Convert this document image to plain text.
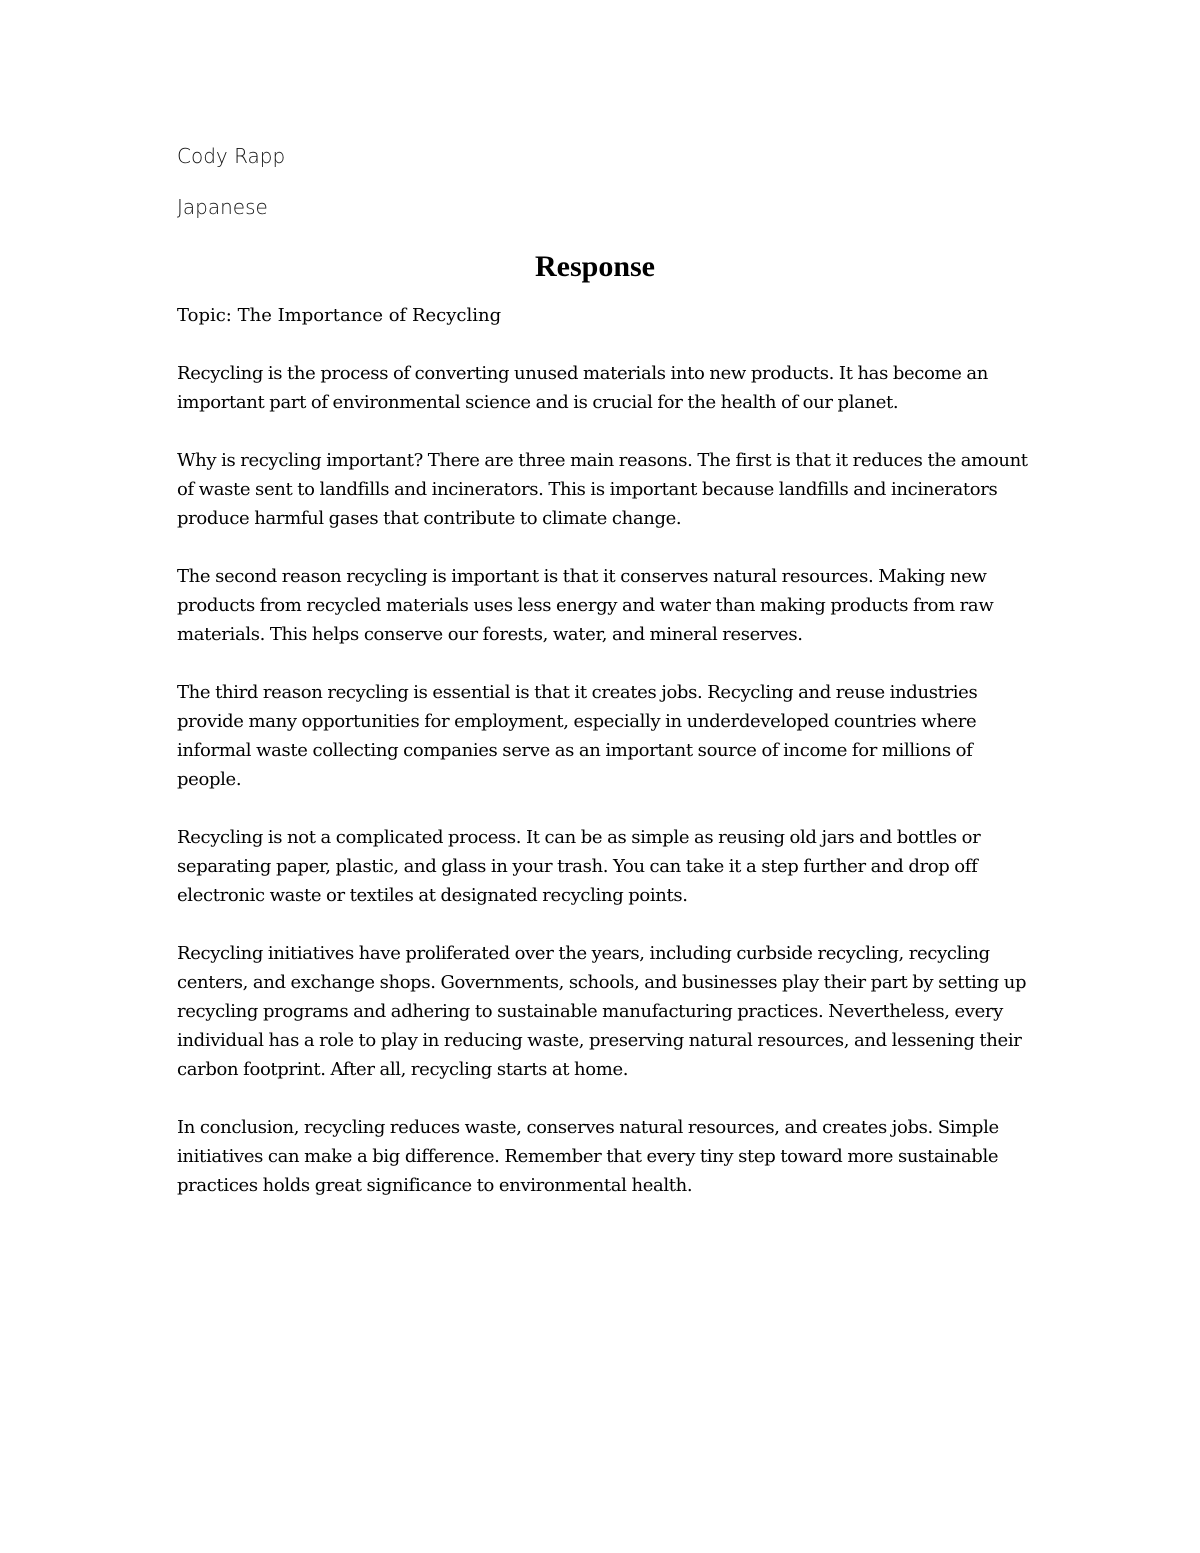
Cody Rapp

Japanese

Response

Topic: The Importance of Recycling

Recycling is the process of converting unused materials into new products. It has become an important part of environmental science and is crucial for the health of our planet.

Why is recycling important? There are three main reasons. The first is that it reduces the amount of waste sent to landfills and incinerators. This is important because landfills and incinerators produce harmful gases that contribute to climate change.

The second reason recycling is important is that it conserves natural resources. Making new products from recycled materials uses less energy and water than making products from raw materials. This helps conserve our forests, water, and mineral reserves.

The third reason recycling is essential is that it creates jobs. Recycling and reuse industries provide many opportunities for employment, especially in underdeveloped countries where informal waste collecting companies serve as an important source of income for millions of people.

Recycling is not a complicated process. It can be as simple as reusing old jars and bottles or separating paper, plastic, and glass in your trash. You can take it a step further and drop off electronic waste or textiles at designated recycling points.

Recycling initiatives have proliferated over the years, including curbside recycling, recycling centers, and exchange shops. Governments, schools, and businesses play their part by setting up recycling programs and adhering to sustainable manufacturing practices. Nevertheless, every individual has a role to play in reducing waste, preserving natural resources, and lessening their carbon footprint. After all, recycling starts at home.

In conclusion, recycling reduces waste, conserves natural resources, and creates jobs. Simple initiatives can make a big difference. Remember that every tiny step toward more sustainable practices holds great significance to environmental health.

▶ Aim of the task
Check every line for "environmental" and show the ones that have it.

▶ Output below
Recycling is the process of converting unused materials into new products. It has become an important part of environmental science and is crucial for the health of our planet.
In conclusion, recycling reduces waste, conserves natural resources, and creates jobs. Simple initiatives can make a big difference. Remember that every tiny step toward more sustainable practices holds great significance to environmental health.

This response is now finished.